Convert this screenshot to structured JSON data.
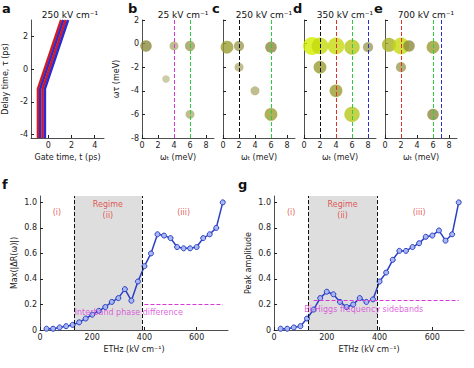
{
  "chart_data": [
    {
      "panel": "a",
      "type": "line",
      "title": "250 kV cm⁻¹",
      "xlabel": "Gate time, t (ps)",
      "ylabel": "Delay time, τ (ps)",
      "xlim": [
        -1.5,
        4.8
      ],
      "xticks": [
        0,
        2,
        4
      ],
      "ylim": [
        -4.2,
        3
      ],
      "yticks": [
        -4,
        -2,
        0,
        2
      ],
      "grid": false,
      "series": [
        {
          "color": "#d7191c",
          "x": [
            -0.9,
            -0.9,
            1.1
          ],
          "values": [
            -4.2,
            -1.2,
            3.0
          ]
        },
        {
          "color": "#2b2bd0",
          "x": [
            -0.7,
            -0.7,
            1.3
          ],
          "values": [
            -4.2,
            -1.2,
            3.0
          ]
        },
        {
          "color": "#d7191c",
          "x": [
            -0.5,
            -0.5,
            1.5
          ],
          "values": [
            -4.2,
            -1.2,
            3.0
          ]
        },
        {
          "color": "#2b2bd0",
          "x": [
            -0.3,
            -0.3,
            1.7
          ],
          "values": [
            -4.2,
            -1.2,
            3.0
          ]
        }
      ]
    },
    {
      "panel": "b",
      "type": "bubble",
      "title": "25 kV cm⁻¹",
      "xlabel": "ωₜ (meV)",
      "ylabel": "ωτ (meV)",
      "xlim": [
        0,
        9
      ],
      "xticks": [
        0,
        2,
        4,
        6,
        8
      ],
      "ylim": [
        -8,
        2
      ],
      "yticks": [
        -8,
        -6,
        -4,
        -2,
        0,
        2
      ],
      "grid": false,
      "x": [
        0.5,
        4,
        6,
        3,
        6
      ],
      "y": [
        -0.2,
        -0.2,
        -0.2,
        -3,
        -6
      ],
      "amplitude": [
        0.5,
        0.3,
        0.4,
        0.2,
        0.3
      ],
      "amplitude_range": [
        0,
        1
      ],
      "vlines": [
        {
          "value": 4,
          "color": "#d63ad6"
        },
        {
          "value": 6,
          "color": "#2ecc40"
        }
      ],
      "line_style": "dashed"
    },
    {
      "panel": "c",
      "type": "bubble",
      "title": "250 kV cm⁻¹",
      "xlabel": "ωₜ (meV)",
      "tick_labels": "x",
      "xlim": [
        0,
        9
      ],
      "xticks": [
        0,
        2,
        4,
        6,
        8
      ],
      "ylim": [
        -8,
        2
      ],
      "yticks": [
        -8,
        -6,
        -4,
        -2,
        0,
        2
      ],
      "grid": false,
      "x": [
        0.5,
        2,
        6,
        2,
        4,
        6
      ],
      "y": [
        -0.3,
        -0.2,
        -0.3,
        -2,
        -4,
        -6
      ],
      "amplitude": [
        0.6,
        0.4,
        0.5,
        0.3,
        0.3,
        0.6
      ],
      "amplitude_range": [
        0,
        1
      ],
      "vlines": [
        {
          "value": 2,
          "color": "#111111"
        },
        {
          "value": 6,
          "color": "#2ecc40"
        }
      ],
      "line_style": "dashed"
    },
    {
      "panel": "d",
      "type": "bubble",
      "title": "350 kV cm⁻¹",
      "xlabel": "ωₜ (meV)",
      "tick_labels": "x",
      "xlim": [
        0,
        9
      ],
      "xticks": [
        0,
        2,
        4,
        6,
        8
      ],
      "ylim": [
        -8,
        2
      ],
      "yticks": [
        -8,
        -6,
        -4,
        -2,
        0,
        2
      ],
      "grid": false,
      "x": [
        1,
        2,
        4,
        6,
        8,
        2,
        4,
        6
      ],
      "y": [
        -0.2,
        -0.2,
        -0.2,
        -0.3,
        -0.3,
        -2,
        -4,
        -6
      ],
      "amplitude": [
        1.0,
        0.9,
        0.9,
        0.8,
        0.4,
        0.6,
        0.6,
        0.8
      ],
      "amplitude_range": [
        0,
        1
      ],
      "vlines": [
        {
          "value": 2,
          "color": "#111111"
        },
        {
          "value": 4,
          "color": "#e0302a"
        },
        {
          "value": 6,
          "color": "#2ecc40"
        },
        {
          "value": 8,
          "color": "#2b2bd0"
        }
      ],
      "line_style": "dashed"
    },
    {
      "panel": "e",
      "type": "bubble",
      "title": "700 kV cm⁻¹",
      "xlabel": "ωₜ (meV)",
      "tick_labels": "x",
      "xlim": [
        0,
        9
      ],
      "xticks": [
        0,
        2,
        4,
        6,
        8
      ],
      "ylim": [
        -8,
        2
      ],
      "yticks": [
        -8,
        -6,
        -4,
        -2,
        0,
        2
      ],
      "grid": false,
      "x": [
        0.5,
        2,
        3,
        6,
        2,
        6
      ],
      "y": [
        -0.1,
        -0.2,
        -0.2,
        -0.3,
        -2,
        -6
      ],
      "amplitude": [
        0.7,
        0.9,
        0.5,
        0.6,
        0.4,
        0.5
      ],
      "amplitude_range": [
        0,
        1
      ],
      "vlines": [
        {
          "value": 2,
          "color": "#e0302a"
        },
        {
          "value": 6,
          "color": "#2ecc40"
        },
        {
          "value": 7,
          "color": "#2b2bd0"
        }
      ],
      "line_style": "dashed"
    },
    {
      "panel": "f",
      "type": "line",
      "xlabel": "ETHz (kV cm⁻¹)",
      "ylabel": "Max(|ΔR(ω)|)",
      "xlim": [
        0,
        720
      ],
      "xticks": [
        0,
        200,
        400,
        600
      ],
      "ylim": [
        0,
        1.05
      ],
      "yticks": [
        0,
        0.2,
        0.4,
        0.6,
        0.8,
        {
          "value": 1,
          "label": "1.0"
        }
      ],
      "grid": false,
      "color": "#2a3fc4",
      "marker": "circle",
      "x": [
        25,
        50,
        75,
        100,
        125,
        150,
        175,
        200,
        225,
        250,
        275,
        300,
        325,
        350,
        375,
        400,
        425,
        450,
        475,
        500,
        525,
        550,
        575,
        600,
        625,
        650,
        675,
        700
      ],
      "values": [
        0.01,
        0.01,
        0.02,
        0.03,
        0.04,
        0.06,
        0.09,
        0.12,
        0.15,
        0.18,
        0.22,
        0.25,
        0.32,
        0.23,
        0.38,
        0.5,
        0.6,
        0.75,
        0.74,
        0.72,
        0.65,
        0.64,
        0.64,
        0.65,
        0.72,
        0.75,
        0.8,
        1.0
      ],
      "shaded": {
        "from": 130,
        "to": 390
      },
      "reference": {
        "value": 0.2,
        "from": 400,
        "to": 700,
        "color": "#d63ad6"
      },
      "annotations": [
        {
          "text": "(i)",
          "x": 65,
          "y": 0.92,
          "color": "#e0302a"
        },
        {
          "text": "Regime",
          "x": 260,
          "y": 0.98,
          "color": "#e0302a"
        },
        {
          "text": "(ii)",
          "x": 260,
          "y": 0.9,
          "color": "#e0302a"
        },
        {
          "text": "(iii)",
          "x": 550,
          "y": 0.92,
          "color": "#e0302a"
        },
        {
          "text": "Interband phase difference",
          "x": 340,
          "y": 0.14,
          "color": "#d63ad6"
        }
      ]
    },
    {
      "panel": "g",
      "type": "line",
      "xlabel": "ETHz (kV cm⁻¹)",
      "ylabel": "Peak amplitude",
      "xlim": [
        0,
        720
      ],
      "xticks": [
        0,
        200,
        400,
        600
      ],
      "ylim": [
        0,
        1.05
      ],
      "yticks": [
        0,
        0.2,
        0.4,
        0.6,
        0.8,
        {
          "value": 1,
          "label": "1.0"
        }
      ],
      "grid": false,
      "color": "#2a3fc4",
      "marker": "circle",
      "x": [
        25,
        50,
        75,
        100,
        125,
        150,
        175,
        200,
        225,
        250,
        275,
        300,
        325,
        350,
        375,
        400,
        425,
        450,
        475,
        500,
        525,
        550,
        575,
        600,
        625,
        650,
        675,
        700
      ],
      "values": [
        0.01,
        0.01,
        0.02,
        0.03,
        0.09,
        0.16,
        0.25,
        0.3,
        0.28,
        0.22,
        0.18,
        0.2,
        0.25,
        0.22,
        0.24,
        0.38,
        0.45,
        0.55,
        0.62,
        0.62,
        0.65,
        0.68,
        0.73,
        0.74,
        0.78,
        0.7,
        0.75,
        1.0
      ],
      "shaded": {
        "from": 130,
        "to": 390
      },
      "reference": {
        "value": 0.23,
        "from": 150,
        "to": 700,
        "color": "#d63ad6"
      },
      "annotations": [
        {
          "text": "(i)",
          "x": 65,
          "y": 0.92,
          "color": "#e0302a"
        },
        {
          "text": "Regime",
          "x": 260,
          "y": 0.98,
          "color": "#e0302a"
        },
        {
          "text": "(ii)",
          "x": 260,
          "y": 0.9,
          "color": "#e0302a"
        },
        {
          "text": "(iii)",
          "x": 550,
          "y": 0.92,
          "color": "#e0302a"
        },
        {
          "text": "Bi-Higgs frequency sidebands",
          "x": 340,
          "y": 0.16,
          "color": "#d63ad6"
        }
      ]
    }
  ]
}
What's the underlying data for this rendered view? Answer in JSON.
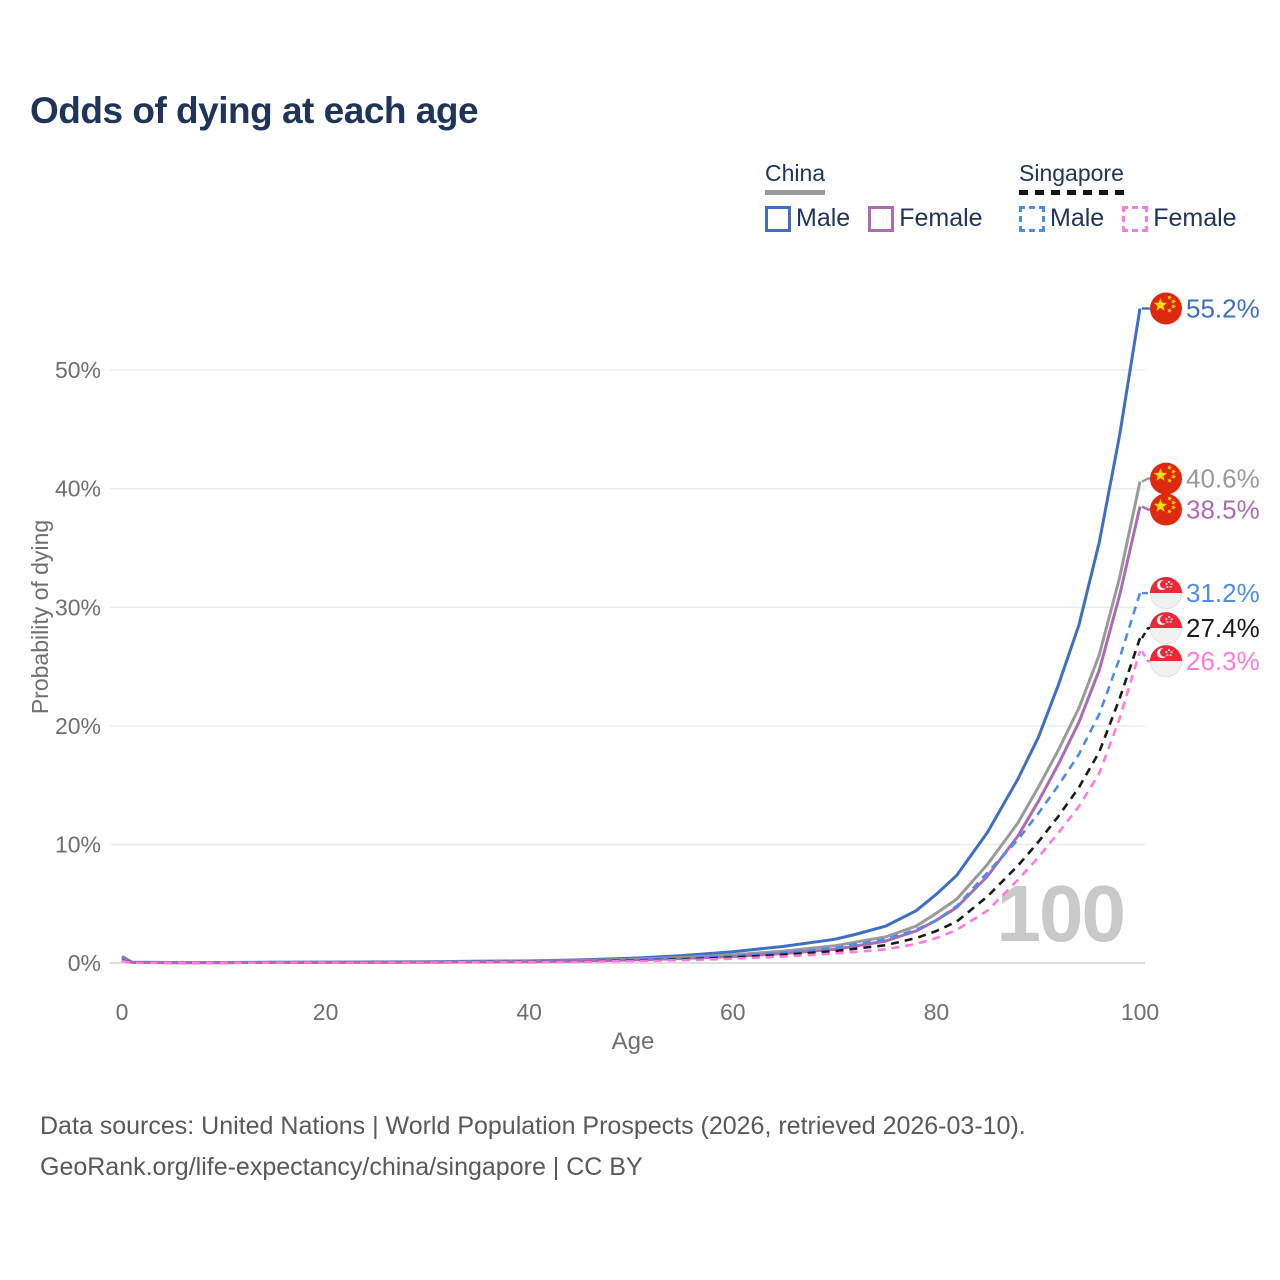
------------------------------
- [Task to carry out] Report each line in the data that holds the word "panel".

- [The reply]
      "panel": "a",
      "panel": "b",
      "panel": "c",
      "panel": "d",
      "panel": "e",
      "panel": "f",
      "panel": "g",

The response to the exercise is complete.